• What needs to be done
Search the data for the string "フォーム" and gather each line it is in.

• Supplied data
* * *

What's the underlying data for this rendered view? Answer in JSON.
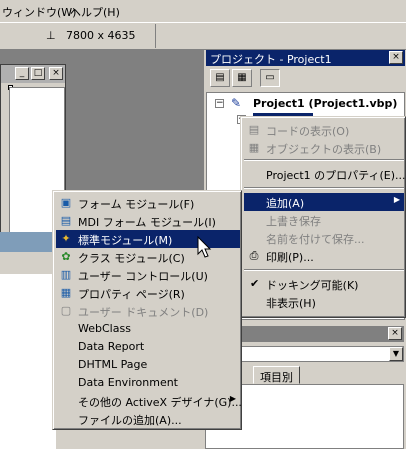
{
  "menubar": {
    "items": [
      {
        "label": "ウィンドウ(W)"
      },
      {
        "label": "ヘルプ(H)"
      }
    ]
  },
  "toolbar": {
    "size_readout": "7800 x 4635"
  },
  "project_explorer": {
    "title": "プロジェクト - Project1",
    "close": "×",
    "tree_root": "Project1 (Project1.vbp)",
    "minus": "−"
  },
  "project_context_menu": {
    "items": [
      {
        "label": "コードの表示(O)",
        "disabled": true
      },
      {
        "label": "オブジェクトの表示(B)",
        "disabled": true
      },
      {
        "label": "Project1 のプロパティ(E)...",
        "disabled": false
      },
      {
        "label": "追加(A)",
        "disabled": false,
        "highlighted": true
      },
      {
        "label": "上書き保存",
        "disabled": true
      },
      {
        "label": "名前を付けて保存...",
        "disabled": true
      },
      {
        "label": "印刷(P)...",
        "disabled": false
      },
      {
        "label": "ドッキング可能(K)",
        "disabled": false,
        "checked": true
      },
      {
        "label": "非表示(H)",
        "disabled": false
      }
    ]
  },
  "add_submenu": {
    "items": [
      {
        "label": "フォーム モジュール(F)",
        "icon": "form-icon"
      },
      {
        "label": "MDI フォーム モジュール(I)",
        "icon": "mdi-form-icon"
      },
      {
        "label": "標準モジュール(M)",
        "icon": "module-icon",
        "highlighted": true
      },
      {
        "label": "クラス モジュール(C)",
        "icon": "class-module-icon"
      },
      {
        "label": "ユーザー コントロール(U)",
        "icon": "user-control-icon"
      },
      {
        "label": "プロパティ ページ(R)",
        "icon": "property-page-icon"
      },
      {
        "label": "ユーザー ドキュメント(D)",
        "icon": "user-document-icon",
        "disabled": true
      },
      {
        "label": "WebClass"
      },
      {
        "label": "Data Report"
      },
      {
        "label": "DHTML Page"
      },
      {
        "label": "Data Environment"
      },
      {
        "label": "その他の ActiveX デザイナ(G)...",
        "submenu": true
      },
      {
        "label": "ファイルの追加(A)..."
      }
    ]
  },
  "properties": {
    "tab_category": "項目別",
    "close": "×"
  }
}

* * *

• Written solution
        "label": "フォーム モジュール(F)",
        "label": "MDI フォーム モジュール(I)",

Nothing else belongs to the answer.